Daftar Tugas:
#1 Jawab pertanyaan berikut berdasarkan artikel tentang pilkada oleh DPRD:
(a) Menurut penulis, wacana mengembalikan pilkada kepada DPRD merupakan langkah apa dalam demokrasi?
(b) Sebelum tahun berapa kepala daerah dipilih oleh DPRD?
(c) Pilkada langsung lahir dari semangat apa?
#2 Sebutkan semua persoalan pilkada langsung yang menurut artikel tentang pilkada oleh DPRD dijadikan argumen oleh para pendukung gagasan pemilihan lewat DPRD.
#3 Tuliskan ulang tanpa perubahan bagian artikel tentang pilkada oleh DPRD dari "Demokrasi Substansial" sampai "pendidikan politik masyarakat.".

HEADLINE

Menolak Pilkada oleh DPRD

ADVERTISEMENT
Dosen Yayasan Pendidikan Tinggi Pasundan Dpk FH UNPAS, Firdaus Arifin. (foto: pasjabar)

Oleh: Firdaus Arifin, Dosen YPT Pasundan Dpk. FH Unpas (Pilkada)

BANDUNG, WWW.PASJABAR.COM – Wacana mengembalikan mekanisme pemilihan kepala daerah (pilkada) kepada Dewan Perwakilan Rakyat Daerah (DPRD) kembali muncul dalam diskursus politik nasional. Argumen yang diusung para pendukung gagasan ini adalah bahwa pemilihan kepala daerah langsung menimbulkan berbagai persoalan, seperti biaya politik yang mahal, korupsi kepala daerah, hingga politik uang yang menggerogoti demokrasi kita. Namun, apakah benar solusi itu terletak pada menghapus partisipasi langsung rakyat dalam memilih pemimpin daerah?

Saya berpendapat bahwa wacana ini adalah langkah mundur dalam demokrasi. Pilkada langsung, meskipun penuh tantangan, tetap menjadi ruang partisipasi politik rakyat yang hakiki. Menyerahkan proses itu kembali ke DPRD tidak hanya mengingkari esensi demokrasi, tetapi juga membuka pintu yang lebih lebar bagi oligarki politik lokal dan praktik transaksional yang tidak kalah berbahaya.

Demokrasi Substansial

Pilkada langsung lahir dari semangat reformasi yang ingin mengembalikan kedaulatan kepada rakyat. Sebelum tahun 2005, kepala daerah dipilih oleh DPRD, sebuah mekanisme yang sering menjadi lahan subur bagi politik uang dan lobi-lobi elite. Alih-alih menghasilkan pemimpin yang berintegritas, model ini lebih sering melahirkan pemimpin yang hanya menjadi representasi kepentingan elite lokal.

Dalam sistem pilkada langsung, rakyat memiliki hak untuk menentukan pemimpin mereka. Hak ini tidak hanya memperkuat legitimasi politik kepala daerah, tetapi juga memperkuat rasa kepemilikan rakyat atas jalannya pemerintahan daerah. Proses ini, meskipun mahal dan kadang berisiko, menjadi bagian penting dari pendidikan politik masyarakat.

Menghapus pilkada langsung sama saja dengan mengurangi keterlibatan rakyat dalam pengambilan keputusan politik. Kita akan kembali ke masa ketika politik lokal hanya menjadi permainan elite. Jika alasan utamanya adalah korupsi kepala daerah, bukankah itu lebih merupakan masalah sistem pengawasan dan penegakan hukum ketimbang bentuk pemilihan?

Data Terkumpul:
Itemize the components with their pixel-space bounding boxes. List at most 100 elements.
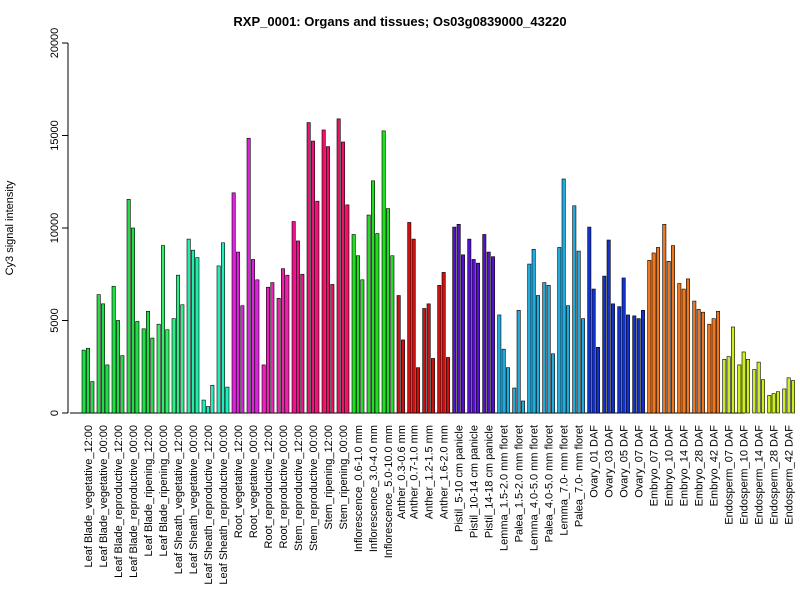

Jawaban Tugas:
#1
(a) Langkah mundur dalam demokrasi.
(b) Sebelum tahun 2005.
(c) Semangat reformasi yang ingin mengembalikan kedaulatan kepada rakyat.

#2
- Biaya politik yang mahal
- Korupsi kepala daerah
- Politik uang yang menggerogoti demokrasi kita

#3
Demokrasi Substansial

Pilkada langsung lahir dari semangat reformasi yang ingin mengembalikan kedaulatan kepada rakyat. Sebelum tahun 2005, kepala daerah dipilih oleh DPRD, sebuah mekanisme yang sering menjadi lahan subur bagi politik uang dan lobi-lobi elite. Alih-alih menghasilkan pemimpin yang berintegritas, model ini lebih sering melahirkan pemimpin yang hanya menjadi representasi kepentingan elite lokal.

Dalam sistem pilkada langsung, rakyat memiliki hak untuk menentukan pemimpin mereka. Hak ini tidak hanya memperkuat legitimasi politik kepala daerah, tetapi juga memperkuat rasa kepemilikan rakyat atas jalannya pemerintahan daerah. Proses ini, meskipun mahal dan kadang berisiko, menjadi bagian penting dari pendidikan politik masyarakat.